• _ТЕКСТ ДЛЯ ЧТЕНИЯ_:
***
Книга о начале войны. Черновые отрывки. Глава "Фрау новых нарожают" Часть 15.
… По поводу сгоревшей школы. У Винцера описано, что она его роте, которую выдвинули на место возможного прорыва русских, закрывала обзор. В следующем абзаце оказалось, что за школой накапливались русские перед тем, как идти на прорыв. Когда школу удалось поджечь, оказалось, что ее пламя осветило местность и немецкие пехотинцы, которым была придана рота противотанковых пушек Винцера, стали бурно выражать свою радость по этому случаю. Теперь стало светло, как днем. Стало не так страшно.
Проблема вермахта была в том, что он ночью воевать не умел. А советские войска, напротив, как отмечают единодушно все немцы, оставившие воспоминания, даже предпочитали ночной бой дневному. И наши тоже вспоминали, что немец ночью воевать не любит. Почему? Да потому, что ночной бой – один из самых сложных видов боя. Он требует особо подготовленного командира, который умеет организовывать этот вид боя. И особо подготовленного бойца, который в сложной обстановке способен принимать самостоятельные решения.
Парадокс. Наши командиры, особенно низшего и среднего звена, как утверждают битые фрицы, были плохо подготовлены и не умели принимать самостоятельные решения, но умели воевать ночью. А немецкие – все отлично подготовленные, все из себя самостоятельные и инициативные, но с наступлением темноты у них прекращалась война и начинался мандраж до утра.
***
• _ИСХОДНЫЕ ДАННЫЕ_:

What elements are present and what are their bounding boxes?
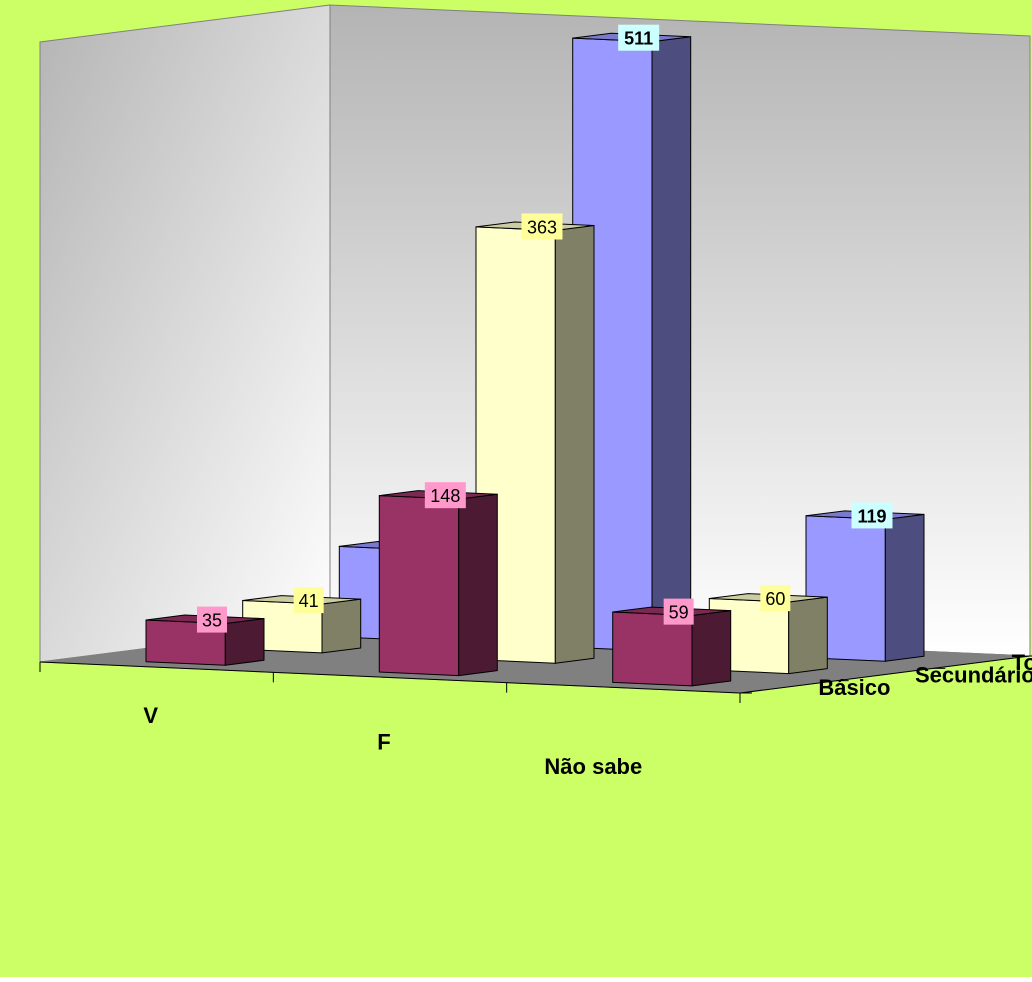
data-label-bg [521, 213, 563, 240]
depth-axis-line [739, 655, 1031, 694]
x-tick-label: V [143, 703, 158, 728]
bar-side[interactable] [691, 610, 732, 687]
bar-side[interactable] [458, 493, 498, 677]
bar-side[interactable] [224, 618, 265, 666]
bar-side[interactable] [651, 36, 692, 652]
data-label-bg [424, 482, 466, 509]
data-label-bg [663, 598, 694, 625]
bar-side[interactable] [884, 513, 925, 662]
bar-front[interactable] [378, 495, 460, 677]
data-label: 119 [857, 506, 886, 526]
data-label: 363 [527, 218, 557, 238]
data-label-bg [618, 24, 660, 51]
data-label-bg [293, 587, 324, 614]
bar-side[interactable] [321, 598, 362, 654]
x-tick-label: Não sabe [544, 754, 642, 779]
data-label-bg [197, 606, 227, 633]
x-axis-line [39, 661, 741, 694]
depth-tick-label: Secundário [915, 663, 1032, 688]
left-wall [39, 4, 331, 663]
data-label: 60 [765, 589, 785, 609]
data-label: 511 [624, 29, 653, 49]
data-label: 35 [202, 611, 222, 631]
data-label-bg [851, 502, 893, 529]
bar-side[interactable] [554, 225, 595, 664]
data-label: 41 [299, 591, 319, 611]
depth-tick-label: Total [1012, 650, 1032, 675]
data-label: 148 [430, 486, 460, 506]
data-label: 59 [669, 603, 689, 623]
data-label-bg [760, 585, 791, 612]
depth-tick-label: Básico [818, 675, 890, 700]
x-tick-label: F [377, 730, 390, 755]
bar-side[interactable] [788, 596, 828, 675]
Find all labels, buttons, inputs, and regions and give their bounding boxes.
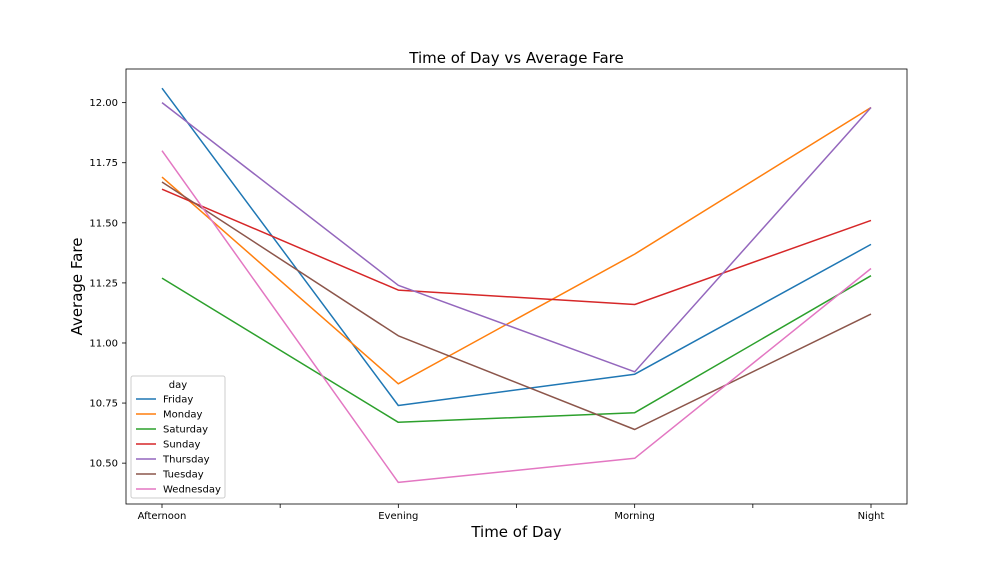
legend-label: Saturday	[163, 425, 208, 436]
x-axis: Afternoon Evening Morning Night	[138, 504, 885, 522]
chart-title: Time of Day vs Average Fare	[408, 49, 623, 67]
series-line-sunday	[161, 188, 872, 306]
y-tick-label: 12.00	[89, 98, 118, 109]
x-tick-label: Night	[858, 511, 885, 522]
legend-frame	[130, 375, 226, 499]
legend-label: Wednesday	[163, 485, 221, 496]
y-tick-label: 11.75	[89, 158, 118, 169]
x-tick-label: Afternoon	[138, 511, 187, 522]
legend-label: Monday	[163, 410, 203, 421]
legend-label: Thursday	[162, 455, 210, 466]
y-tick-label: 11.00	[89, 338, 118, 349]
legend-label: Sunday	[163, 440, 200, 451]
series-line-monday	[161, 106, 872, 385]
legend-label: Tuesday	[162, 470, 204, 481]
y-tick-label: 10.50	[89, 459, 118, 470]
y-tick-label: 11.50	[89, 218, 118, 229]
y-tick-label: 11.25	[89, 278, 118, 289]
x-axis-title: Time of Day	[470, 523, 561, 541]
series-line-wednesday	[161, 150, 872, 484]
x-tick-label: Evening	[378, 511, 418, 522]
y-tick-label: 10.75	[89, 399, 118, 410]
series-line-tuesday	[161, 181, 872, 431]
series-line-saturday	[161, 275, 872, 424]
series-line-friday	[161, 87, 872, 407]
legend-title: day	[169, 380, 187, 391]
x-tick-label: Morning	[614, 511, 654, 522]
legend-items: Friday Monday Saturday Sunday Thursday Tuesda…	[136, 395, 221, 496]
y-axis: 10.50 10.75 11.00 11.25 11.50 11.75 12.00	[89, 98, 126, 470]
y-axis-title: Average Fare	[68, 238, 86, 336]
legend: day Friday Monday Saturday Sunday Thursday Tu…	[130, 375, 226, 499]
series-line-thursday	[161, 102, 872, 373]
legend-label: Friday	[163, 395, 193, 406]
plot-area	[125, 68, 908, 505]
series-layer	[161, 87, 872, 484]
***
• _УСЛОВИЯ ЗАДАНИЯ_: Воспроизведите без изменений фрагмент текста для чтения, который начинается со слов «Книга о начале» и заканчивается словами «не так страшно.».

• _ОТВЕТ К УПРАЖНЕНИЮ_:
Книга о начале войны. Черновые отрывки. Глава "Фрау новых нарожают" Часть 15.
… По поводу сгоревшей школы. У Винцера описано, что она его роте, которую выдвинули на место возможного прорыва русских, закрывала обзор. В следующем абзаце оказалось, что за школой накапливались русские перед тем, как идти на прорыв. Когда школу удалось поджечь, оказалось, что ее пламя осветило местность и немецкие пехотинцы, которым была придана рота противотанковых пушек Винцера, стали бурно выражать свою радость по этому случаю. Теперь стало светло, как днем. Стало не так страшно.